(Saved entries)
- - -
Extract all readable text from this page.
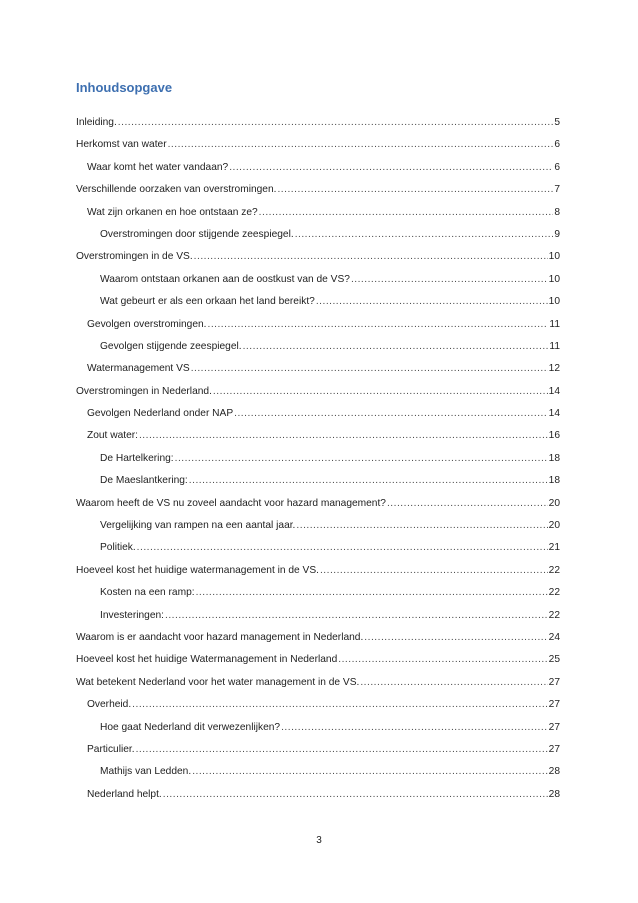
Inhoudsopgave
Inleiding. .....	5
Herkomst van water .....	6
Waar komt het water vandaan? .....	6
Verschillende oorzaken van overstromingen. .....	7
Wat zijn orkanen en hoe ontstaan ze? .....	8
Overstromingen door stijgende zeespiegel. .....	9
Overstromingen in de VS. .....	10
Waarom ontstaan orkanen aan de oostkust van de VS? .....	10
Wat gebeurt er als een orkaan het land bereikt? .....	10
Gevolgen overstromingen. .....	11
Gevolgen stijgende zeespiegel. .....	11
Watermanagement VS .....	12
Overstromingen in Nederland. .....	14
Gevolgen Nederland onder NAP .....	14
Zout water: .....	16
De Hartelkering: .....	18
De Maeslantkering: .....	18
Waarom heeft de VS nu zoveel aandacht voor hazard management? .....	20
Vergelijking van rampen na een aantal jaar. .....	20
Politiek. .....	21
Hoeveel kost het huidige watermanagement in de VS. .....	22
Kosten na een ramp: .....	22
Investeringen: .....	22
Waarom is er aandacht voor hazard management in Nederland. .....	24
Hoeveel kost het huidige Watermanagement in Nederland .....	25
Wat betekent Nederland voor het water management in de VS. .....	27
Overheid. .....	27
Hoe gaat Nederland dit verwezenlijken? .....	27
Particulier. .....	27
Mathijs van Ledden. .....	28
Nederland helpt. .....	28
3
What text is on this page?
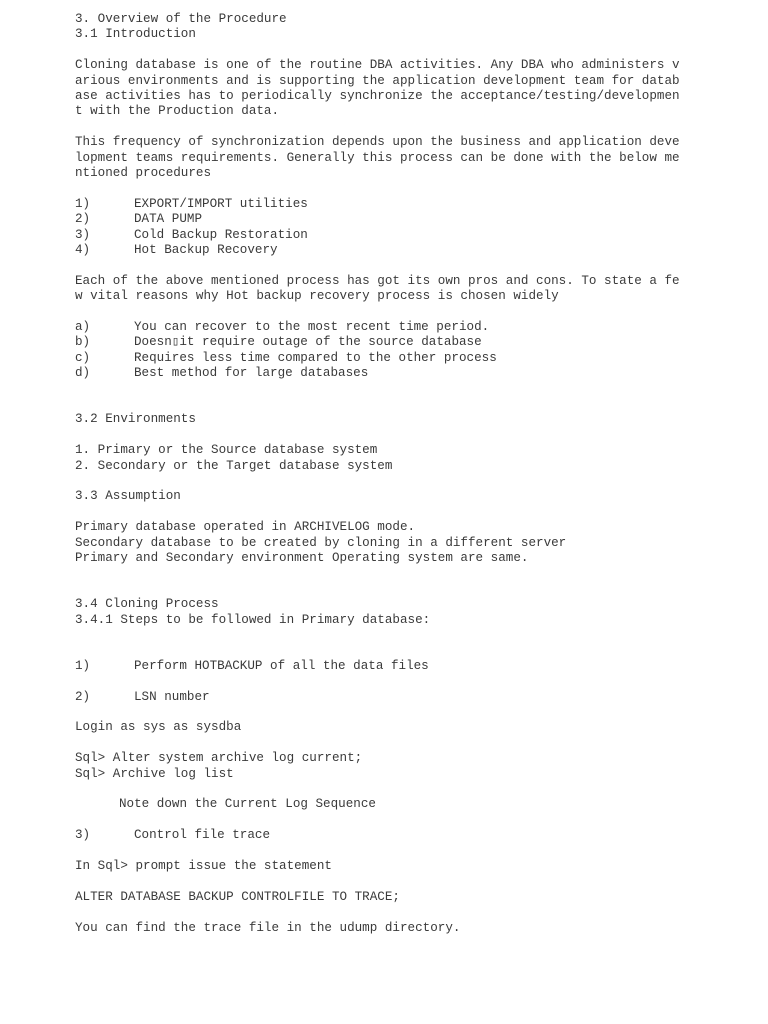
3. Overview of the Procedure
3.1 Introduction

Cloning database is one of the routine DBA activities. Any DBA who administers various environments and is supporting the application development team for database activities has to periodically synchronize the acceptance/testing/development with the Production data.

This frequency of synchronization depends upon the business and application development teams requirements. Generally this process can be done with the below mentioned procedures

1)	EXPORT/IMPORT utilities
2)	DATA PUMP
3)	Cold Backup Restoration
4)	Hot Backup Recovery

Each of the above mentioned process has got its own pros and cons. To state a few vital reasons why Hot backup recovery process is chosen widely

a)	You can recover to the most recent time period.
b)	Doesn▯it require outage of the source database
c)	Requires less time compared to the other process
d)	Best method for large databases
3.2 Environments
1. Primary or the Source database system
2. Secondary or the Target database system
3.3 Assumption
Primary database operated in ARCHIVELOG mode.
Secondary database to be created by cloning in a different server
Primary and Secondary environment Operating system are same.
3.4 Cloning Process
3.4.1 Steps to be followed in Primary database:
1)	Perform HOTBACKUP of all the data files
2)	LSN number
Login as sys as sysdba
Sql> Alter system archive log current;
Sql> Archive log list
Note down the Current Log Sequence
3)	Control file trace
In Sql> prompt issue the statement
ALTER DATABASE BACKUP CONTROLFILE TO TRACE;
You can find the trace file in the udump directory.
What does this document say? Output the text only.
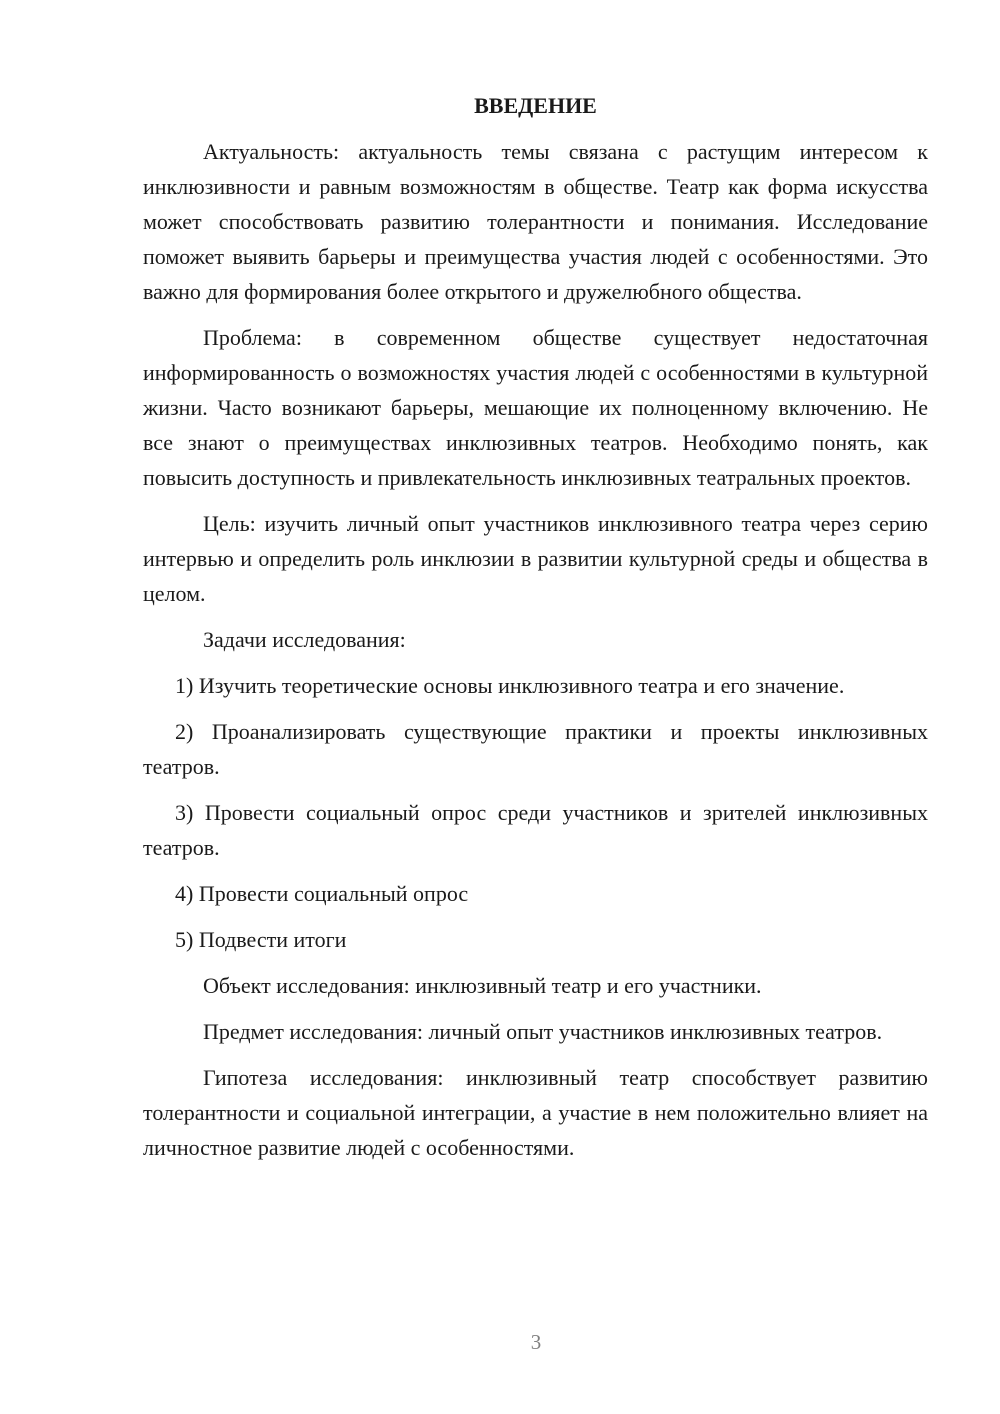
ВВЕДЕНИЕ

Актуальность: актуальность темы связана с растущим интересом к инклюзивности и равным возможностям в обществе. Театр как форма искусства может способствовать развитию толерантности и понимания. Исследование поможет выявить барьеры и преимущества участия людей с особенностями. Это важно для формирования более открытого и дружелюбного общества.

Проблема: в современном обществе существует недостаточная информированность о возможностях участия людей с особенностями в культурной жизни. Часто возникают барьеры, мешающие их полноценному включению. Не все знают о преимуществах инклюзивных театров. Необходимо понять, как повысить доступность и привлекательность инклюзивных театральных проектов.

Цель: изучить личный опыт участников инклюзивного театра через серию интервью и определить роль инклюзии в развитии культурной среды и общества в целом.

Задачи исследования:

1) Изучить теоретические основы инклюзивного театра и его значение.

2) Проанализировать существующие практики и проекты инклюзивных театров.

3) Провести социальный опрос среди участников и зрителей инклюзивных театров.

4) Провести социальный опрос

5) Подвести итоги

Объект исследования: инклюзивный театр и его участники.

Предмет исследования: личный опыт участников инклюзивных театров.

Гипотеза исследования: инклюзивный театр способствует развитию толерантности и социальной интеграции, а участие в нем положительно влияет на личностное развитие людей с особенностями.

3
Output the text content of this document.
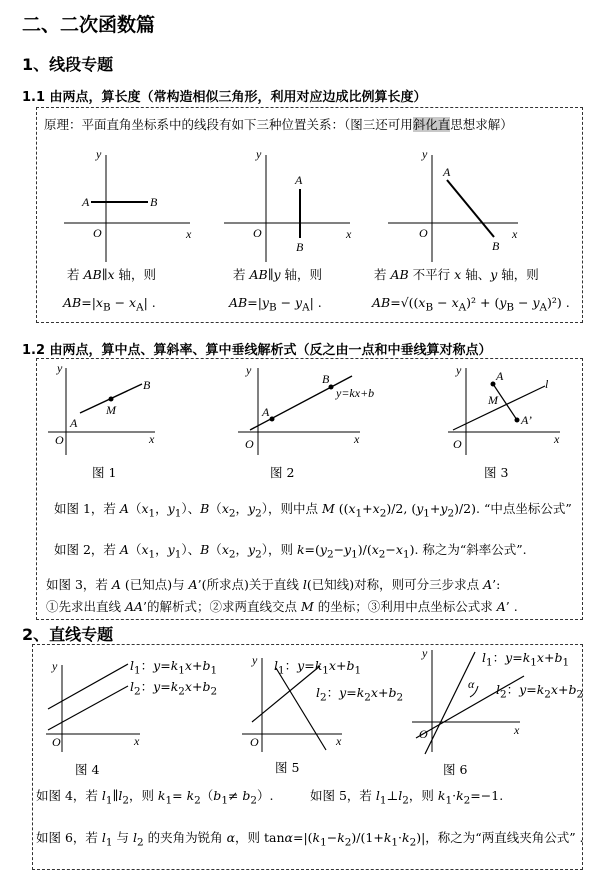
二、二次函数篇
1、线段专题
1.1 由两点，算长度（常构造相似三角形，利用对应边成比例算长度）
原理：平面直角坐标系中的线段有如下三种位置关系：（图三还可用斜化直思想求解）
y
A	B
O	x
y
A
B
O	x
y
A
B
O	x
若 AB∥x 轴，则
$AB=|x_B - x_A|$ .
若 AB∥y 轴，则
$AB=|y_B - y_A|$ .
若 AB 不平行 x 轴、y 轴，则
$AB=√((x_B - x_A)^2 + (y_B - y_A)^2)$ .
1.2 由两点，算中点、算斜率、算中垂线解析式（反之由一点和中垂线算对称点）
y
A
B
M
O	x
y
A
B
y=kx+b
O	x
y	A
M
A’
l
O	x
图 1	图 2	图 3
如图 1，若 $A(x_1$，$y_1$）、$B(x_2$，$y_2$），则中点 M ($(x_1+x_2)/2$, $(y_1+y_2)/2$). “中点坐标公式”
如图 2，若 $A(x_1$，$y_1$）、$B(x_2$，$y_2$），则 $k=(y_2-y_1)/(x_2-x_1)$. 称之为“斜率公式”.
如图 3，若 A (已知点)与 A’(所求点)关于直线 l(已知线)对称，则可分三步求点 A’:
①先求出直线 AA’的解析式；②求两直线交点 M 的坐标；③利用中点坐标公式求 A’ .
2、直线专题
y
O	x
y
O	x
y
α
O	x
$l_1$：$y=k_1x+b_1$
$l_2$：$y=k_2x+b_2$
$l_1$：$y=k_1x+b_1$
$l_2$：$y=k_2x+b_2$
$l_1$：$y=k_1x+b_1$
$l_2$：$y=k_2x+b_2$
图 4	图 5	图 6
如图 4，若 $l_1\parallel l_2$，则 $k_1= k_2(b_1\ne b_2)$.	如图 5，若 $l_1\perp l_2$，则 $k_1\cdot k_2=-1$.
如图 6，若 $l_1$ 与 $l_2$ 的夹角为锐角 α，则 $\tan\alpha=|(k_1-k_2)/(1+k_1\cdot k_2)|$，称之为“两直线夹角公式” .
- - -
Set problem => In your copy, leave out the pictures and reproduce the material above exactly.

Exercise solution =>
Extract all readable text from this page.
Inhoudsopgave
Inleiding. .....	5
Herkomst van water .....	6
Waar komt het water vandaan? .....	6
Verschillende oorzaken van overstromingen. .....	7
Wat zijn orkanen en hoe ontstaan ze? .....	8
Overstromingen door stijgende zeespiegel. .....	9
Overstromingen in de VS. .....	10
Waarom ontstaan orkanen aan de oostkust van de VS? .....	10
Wat gebeurt er als een orkaan het land bereikt? .....	10
Gevolgen overstromingen. .....	11
Gevolgen stijgende zeespiegel. .....	11
Watermanagement VS .....	12
Overstromingen in Nederland. .....	14
Gevolgen Nederland onder NAP .....	14
Zout water: .....	16
De Hartelkering: .....	18
De Maeslantkering: .....	18
Waarom heeft de VS nu zoveel aandacht voor hazard management? .....	20
Vergelijking van rampen na een aantal jaar. .....	20
Politiek. .....	21
Hoeveel kost het huidige watermanagement in de VS. .....	22
Kosten na een ramp: .....	22
Investeringen: .....	22
Waarom is er aandacht voor hazard management in Nederland. .....	24
Hoeveel kost het huidige Watermanagement in Nederland .....	25
Wat betekent Nederland voor het water management in de VS. .....	27
Overheid. .....	27
Hoe gaat Nederland dit verwezenlijken? .....	27
Particulier. .....	27
Mathijs van Ledden. .....	28
Nederland helpt. .....	28
3
What text is on this page?
3. Overview of the Procedure
3.1 Introduction

Cloning database is one of the routine DBA activities. Any DBA who administers various environments and is supporting the application development team for database activities has to periodically synchronize the acceptance/testing/development with the Production data.

This frequency of synchronization depends upon the business and application development teams requirements. Generally this process can be done with the below mentioned procedures

1)	EXPORT/IMPORT utilities
2)	DATA PUMP
3)	Cold Backup Restoration
4)	Hot Backup Recovery

Each of the above mentioned process has got its own pros and cons. To state a few vital reasons why Hot backup recovery process is chosen widely

a)	You can recover to the most recent time period.
b)	Doesn▯it require outage of the source database
c)	Requires less time compared to the other process
d)	Best method for large databases
3.2 Environments
1. Primary or the Source database system
2. Secondary or the Target database system
3.3 Assumption
Primary database operated in ARCHIVELOG mode.
Secondary database to be created by cloning in a different server
Primary and Secondary environment Operating system are same.
3.4 Cloning Process
3.4.1 Steps to be followed in Primary database:
1)	Perform HOTBACKUP of all the data files
2)	LSN number
Login as sys as sysdba
Sql> Alter system archive log current;
Sql> Archive log list
Note down the Current Log Sequence
3)	Control file trace
In Sql> prompt issue the statement
ALTER DATABASE BACKUP CONTROLFILE TO TRACE;
You can find the trace file in the udump directory.
What does this document say? Output the text only.
ВВЕДЕНИЕ

Актуальность: актуальность темы связана с растущим интересом к инклюзивности и равным возможностям в обществе. Театр как форма искусства может способствовать развитию толерантности и понимания. Исследование поможет выявить барьеры и преимущества участия людей с особенностями. Это важно для формирования более открытого и дружелюбного общества.

Проблема: в современном обществе существует недостаточная информированность о возможностях участия людей с особенностями в культурной жизни. Часто возникают барьеры, мешающие их полноценному включению. Не все знают о преимуществах инклюзивных театров. Необходимо понять, как повысить доступность и привлекательность инклюзивных театральных проектов.

Цель: изучить личный опыт участников инклюзивного театра через серию интервью и определить роль инклюзии в развитии культурной среды и общества в целом.

Задачи исследования:

1) Изучить теоретические основы инклюзивного театра и его значение.

2) Проанализировать существующие практики и проекты инклюзивных театров.

3) Провести социальный опрос среди участников и зрителей инклюзивных театров.

4) Провести социальный опрос

5) Подвести итоги

Объект исследования: инклюзивный театр и его участники.

Предмет исследования: личный опыт участников инклюзивных театров.

Гипотеза исследования: инклюзивный театр способствует развитию толерантности и социальной интеграции, а участие в нем положительно влияет на личностное развитие людей с особенностями.

3
Output the text content of this document.
二、二次函数篇
1、线段专题
1.1 由两点，算长度（常构造相似三角形，利用对应边成比例算长度）
原理：平面直角坐标系中的线段有如下三种位置关系：（图三还可用斜化直思想求解）
y
A	B
O	x
y
A
B
O	x
y
A
B
O	x
若 AB∥x 轴，则
$AB=|x_B - x_A|$ .
若 AB∥y 轴，则
$AB=|y_B - y_A|$ .
若 AB 不平行 x 轴、y 轴，则
$AB=√((x_B - x_A)^2 + (y_B - y_A)^2)$ .
1.2 由两点，算中点、算斜率、算中垂线解析式（反之由一点和中垂线算对称点）
y
A
B
M
O	x
y
A
B
y=kx+b
O	x
y	A
M
A’
l
O	x
图 1	图 2	图 3
如图 1，若 $A(x_1$，$y_1$）、$B(x_2$，$y_2$），则中点 M ($(x_1+x_2)/2$, $(y_1+y_2)/2$). “中点坐标公式”
如图 2，若 $A(x_1$，$y_1$）、$B(x_2$，$y_2$），则 $k=(y_2-y_1)/(x_2-x_1)$. 称之为“斜率公式”.
如图 3，若 A (已知点)与 A’(所求点)关于直线 l(已知线)对称，则可分三步求点 A’:
①先求出直线 AA’的解析式；②求两直线交点 M 的坐标；③利用中点坐标公式求 A’ .
2、直线专题
y
O	x
y
O	x
y
α
O	x
$l_1$：$y=k_1x+b_1$
$l_2$：$y=k_2x+b_2$
$l_1$：$y=k_1x+b_1$
$l_2$：$y=k_2x+b_2$
$l_1$：$y=k_1x+b_1$
$l_2$：$y=k_2x+b_2$
图 4	图 5	图 6
如图 4，若 $l_1\parallel l_2$，则 $k_1= k_2(b_1\ne b_2)$.	如图 5，若 $l_1\perp l_2$，则 $k_1\cdot k_2=-1$.
如图 6，若 $l_1$ 与 $l_2$ 的夹角为锐角 α，则 $\tan\alpha=|(k_1-k_2)/(1+k_1\cdot k_2)|$，称之为“两直线夹角公式” .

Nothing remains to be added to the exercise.